## To do:
Each line below either holds the string "returned" or doesn't. Count those that do and give only the number.

## Data provided:
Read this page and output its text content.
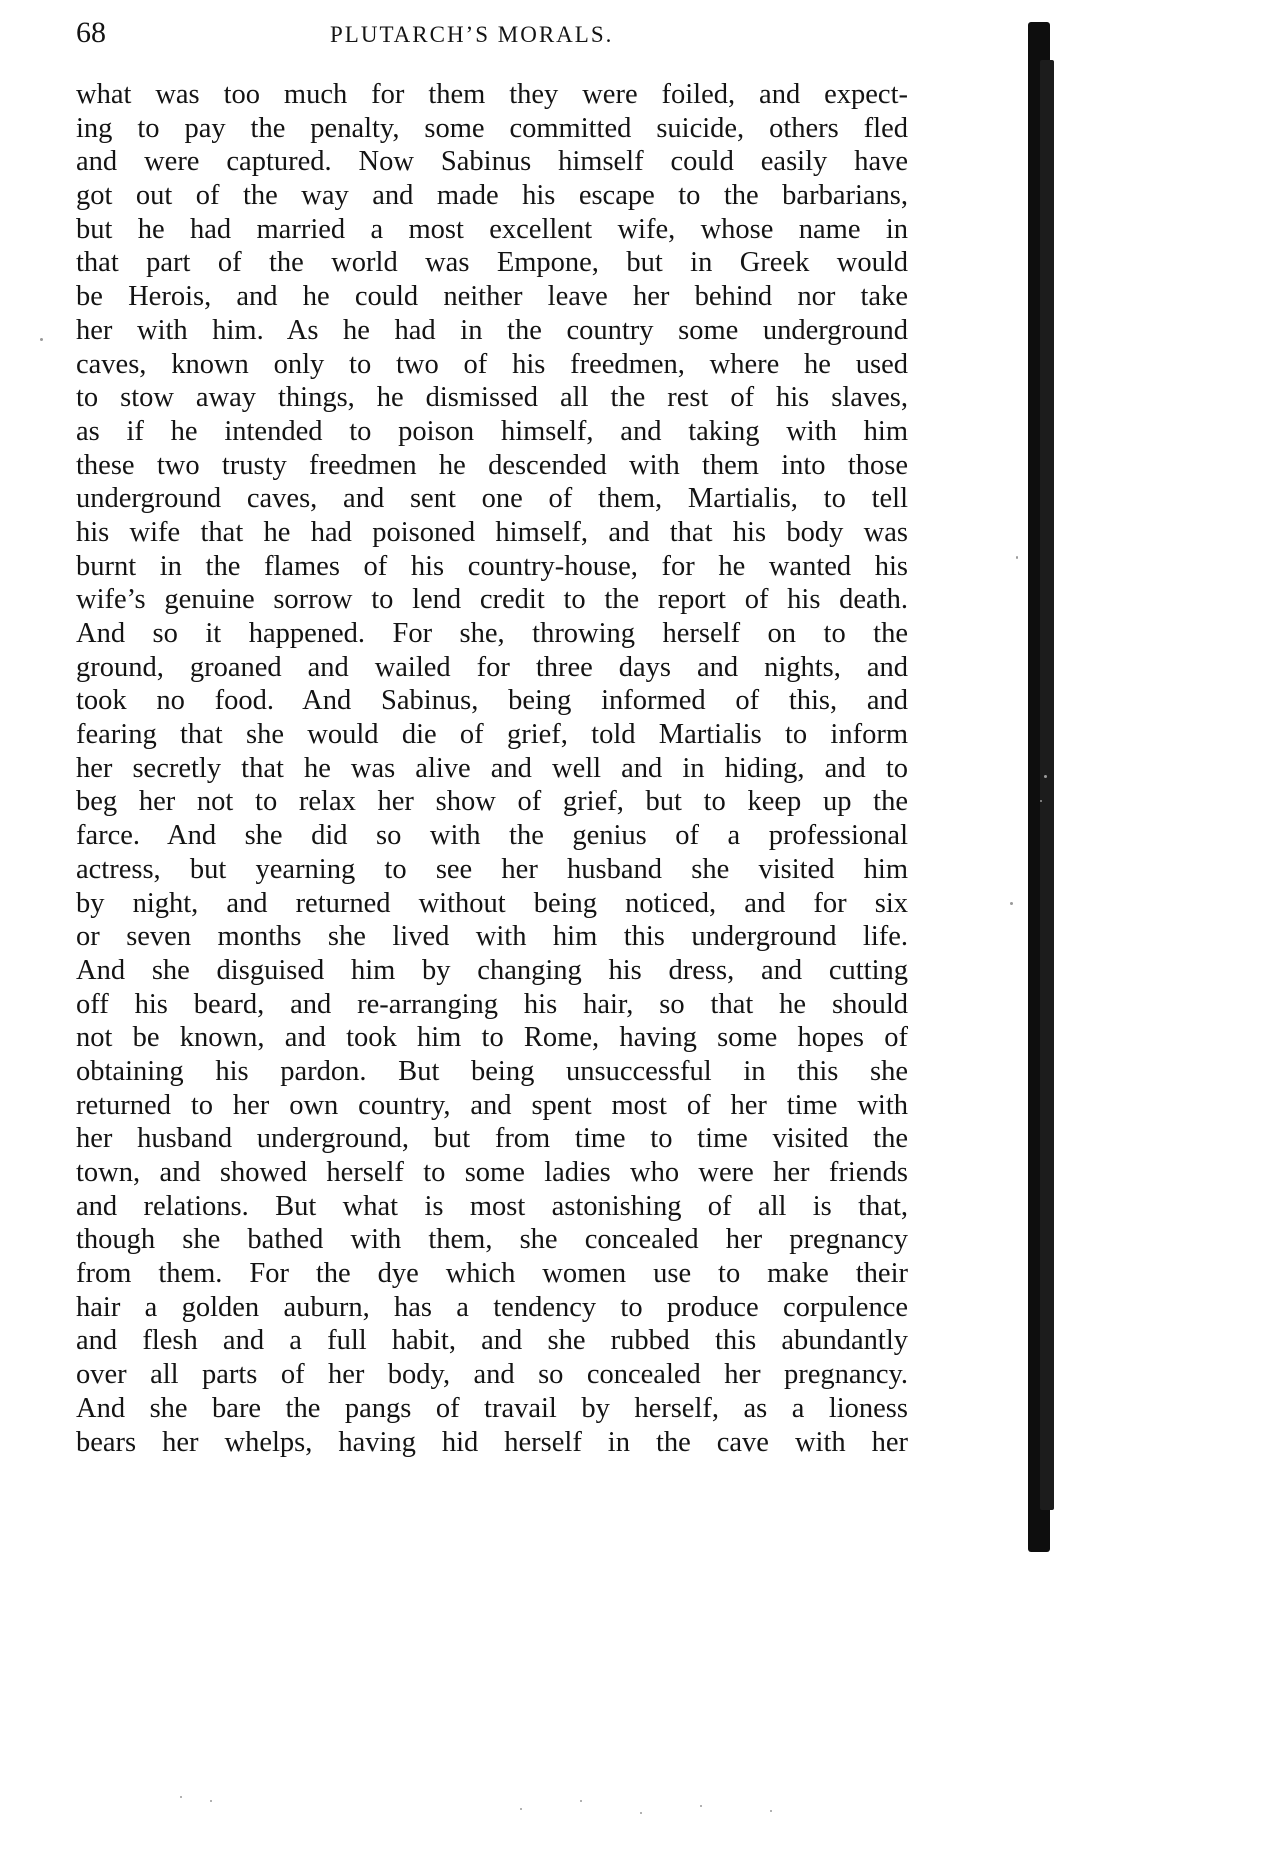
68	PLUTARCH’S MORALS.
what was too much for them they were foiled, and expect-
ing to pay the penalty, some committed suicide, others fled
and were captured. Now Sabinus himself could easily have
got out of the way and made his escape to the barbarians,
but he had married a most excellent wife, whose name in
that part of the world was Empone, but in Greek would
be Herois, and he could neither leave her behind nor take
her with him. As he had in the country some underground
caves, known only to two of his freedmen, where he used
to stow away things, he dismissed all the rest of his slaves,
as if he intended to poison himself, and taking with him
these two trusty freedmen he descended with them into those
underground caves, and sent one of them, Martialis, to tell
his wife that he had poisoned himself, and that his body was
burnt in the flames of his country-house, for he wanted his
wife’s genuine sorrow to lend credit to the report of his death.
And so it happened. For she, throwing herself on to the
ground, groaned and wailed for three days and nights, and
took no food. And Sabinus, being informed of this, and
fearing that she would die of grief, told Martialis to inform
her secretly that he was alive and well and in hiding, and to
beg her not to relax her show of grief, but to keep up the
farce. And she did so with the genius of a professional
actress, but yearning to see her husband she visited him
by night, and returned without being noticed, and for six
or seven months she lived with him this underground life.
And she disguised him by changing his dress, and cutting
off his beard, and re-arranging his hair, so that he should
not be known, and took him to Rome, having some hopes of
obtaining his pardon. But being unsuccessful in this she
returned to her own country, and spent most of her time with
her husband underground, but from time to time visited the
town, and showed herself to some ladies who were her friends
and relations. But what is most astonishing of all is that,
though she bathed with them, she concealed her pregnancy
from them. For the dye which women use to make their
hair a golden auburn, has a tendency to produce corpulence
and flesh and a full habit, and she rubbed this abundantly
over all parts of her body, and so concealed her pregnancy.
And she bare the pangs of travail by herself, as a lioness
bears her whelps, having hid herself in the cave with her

---

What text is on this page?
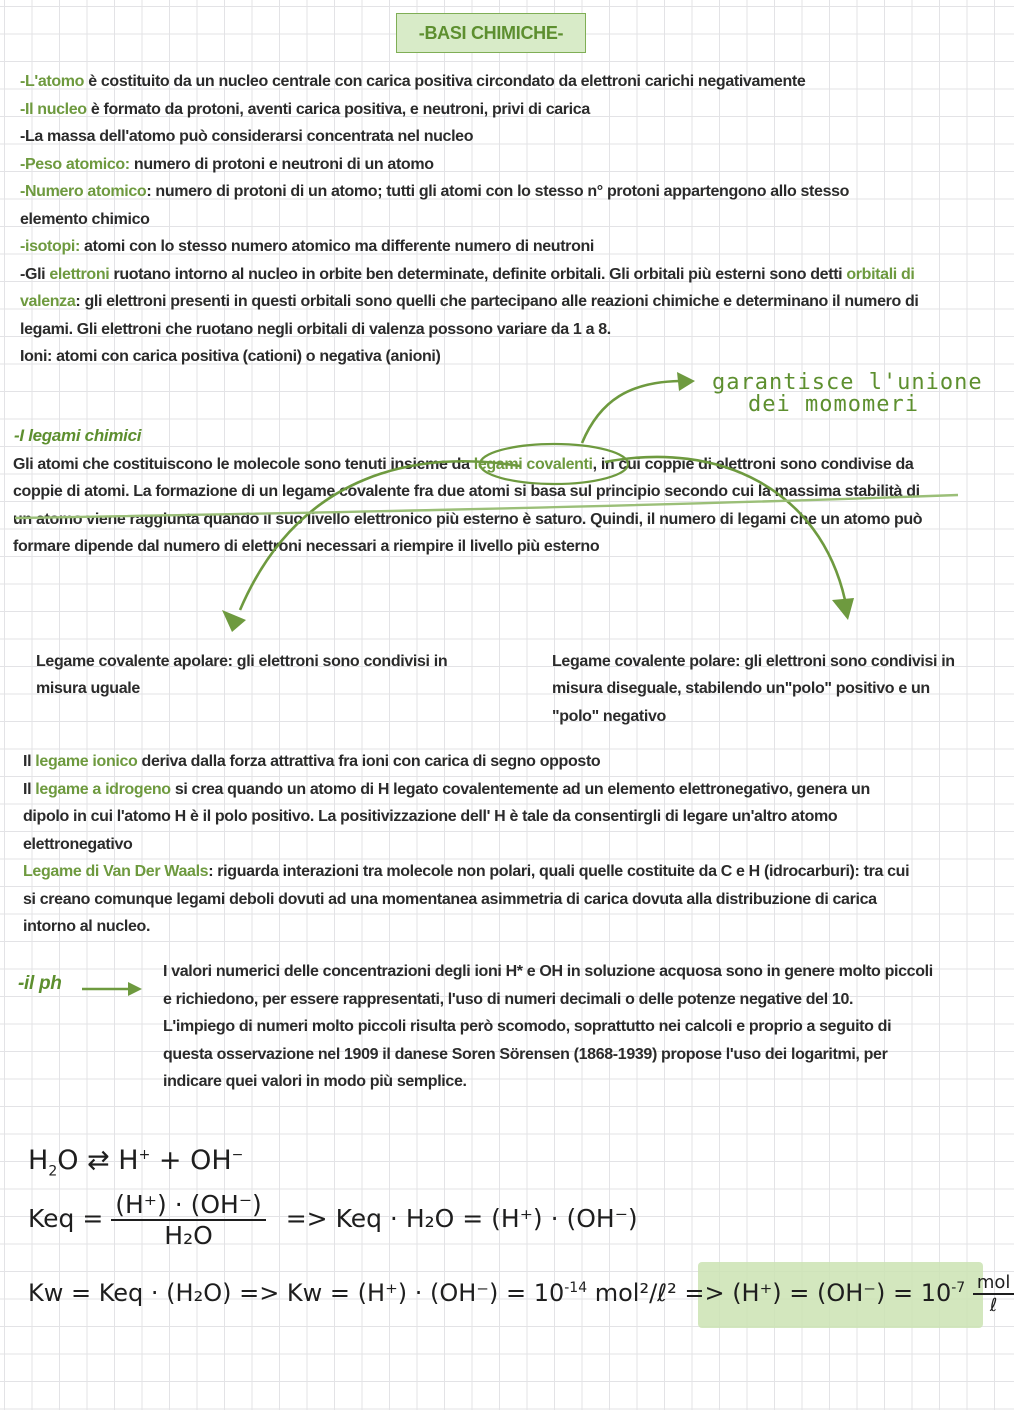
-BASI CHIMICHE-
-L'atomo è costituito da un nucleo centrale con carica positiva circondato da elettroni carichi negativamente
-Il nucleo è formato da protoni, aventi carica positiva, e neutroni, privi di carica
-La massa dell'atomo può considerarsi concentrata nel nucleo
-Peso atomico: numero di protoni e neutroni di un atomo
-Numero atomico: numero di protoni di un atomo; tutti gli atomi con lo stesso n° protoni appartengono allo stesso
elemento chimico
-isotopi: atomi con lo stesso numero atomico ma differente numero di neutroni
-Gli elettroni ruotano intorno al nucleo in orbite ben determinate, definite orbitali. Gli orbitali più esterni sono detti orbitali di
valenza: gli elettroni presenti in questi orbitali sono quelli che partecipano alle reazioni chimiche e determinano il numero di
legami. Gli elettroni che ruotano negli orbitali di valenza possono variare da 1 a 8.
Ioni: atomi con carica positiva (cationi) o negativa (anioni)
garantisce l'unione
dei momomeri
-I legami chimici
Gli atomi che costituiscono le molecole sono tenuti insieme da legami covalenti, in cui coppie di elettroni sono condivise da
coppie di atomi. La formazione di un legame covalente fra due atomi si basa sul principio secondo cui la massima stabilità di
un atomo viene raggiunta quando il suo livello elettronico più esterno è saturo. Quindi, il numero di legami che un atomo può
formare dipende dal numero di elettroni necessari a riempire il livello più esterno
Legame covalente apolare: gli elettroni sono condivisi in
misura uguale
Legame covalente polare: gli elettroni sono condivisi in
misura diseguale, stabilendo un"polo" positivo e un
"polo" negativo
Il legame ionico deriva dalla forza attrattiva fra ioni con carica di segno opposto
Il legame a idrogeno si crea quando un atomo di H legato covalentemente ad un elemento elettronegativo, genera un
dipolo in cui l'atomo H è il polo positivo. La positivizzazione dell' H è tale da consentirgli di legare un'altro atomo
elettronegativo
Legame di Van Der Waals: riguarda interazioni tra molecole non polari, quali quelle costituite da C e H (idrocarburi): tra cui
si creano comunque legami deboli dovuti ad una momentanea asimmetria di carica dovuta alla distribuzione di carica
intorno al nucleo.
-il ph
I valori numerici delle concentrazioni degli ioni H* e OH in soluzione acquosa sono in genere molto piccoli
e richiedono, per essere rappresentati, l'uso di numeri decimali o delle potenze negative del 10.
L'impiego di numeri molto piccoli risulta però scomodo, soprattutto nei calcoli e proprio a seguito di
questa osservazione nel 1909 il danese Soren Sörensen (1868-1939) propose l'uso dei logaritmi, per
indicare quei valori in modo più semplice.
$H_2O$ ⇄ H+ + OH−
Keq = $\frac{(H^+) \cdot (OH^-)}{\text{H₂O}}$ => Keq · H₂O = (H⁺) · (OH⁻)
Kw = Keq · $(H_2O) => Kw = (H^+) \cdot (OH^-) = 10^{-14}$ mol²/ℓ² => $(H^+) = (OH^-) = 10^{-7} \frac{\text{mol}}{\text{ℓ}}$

...

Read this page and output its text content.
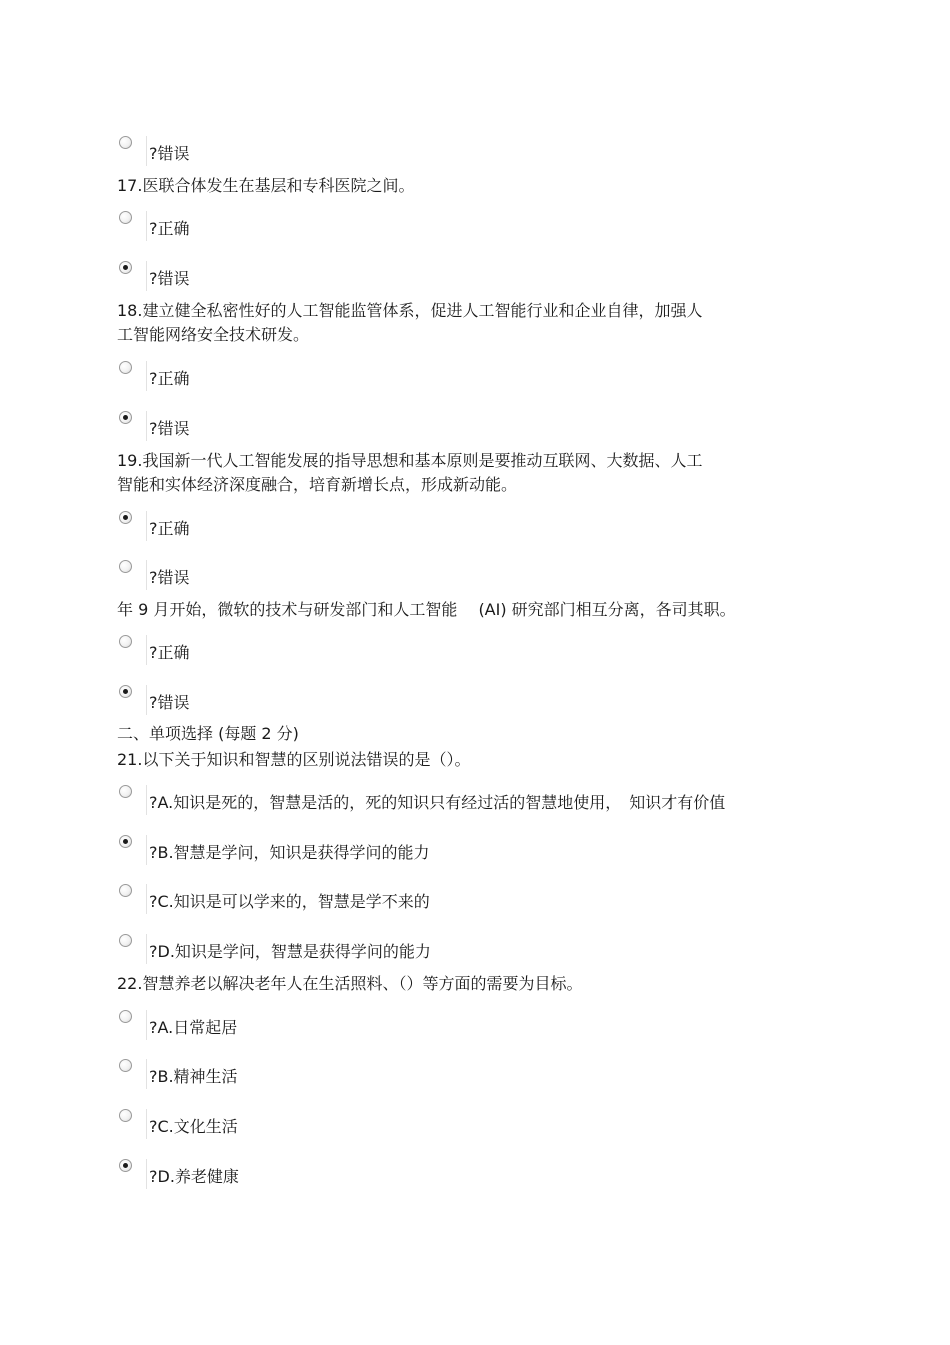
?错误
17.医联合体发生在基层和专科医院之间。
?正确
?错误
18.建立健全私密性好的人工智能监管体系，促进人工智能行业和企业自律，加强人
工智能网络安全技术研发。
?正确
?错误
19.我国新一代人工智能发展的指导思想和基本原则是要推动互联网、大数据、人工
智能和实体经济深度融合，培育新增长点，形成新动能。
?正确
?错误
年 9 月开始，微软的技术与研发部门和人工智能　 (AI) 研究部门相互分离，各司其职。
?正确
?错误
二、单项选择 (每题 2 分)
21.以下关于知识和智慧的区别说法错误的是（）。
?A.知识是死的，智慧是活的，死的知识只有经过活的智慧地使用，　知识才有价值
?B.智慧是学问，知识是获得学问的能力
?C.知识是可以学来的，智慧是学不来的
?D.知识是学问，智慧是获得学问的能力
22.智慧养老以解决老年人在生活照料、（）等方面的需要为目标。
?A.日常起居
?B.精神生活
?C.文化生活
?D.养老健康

## Task result:
2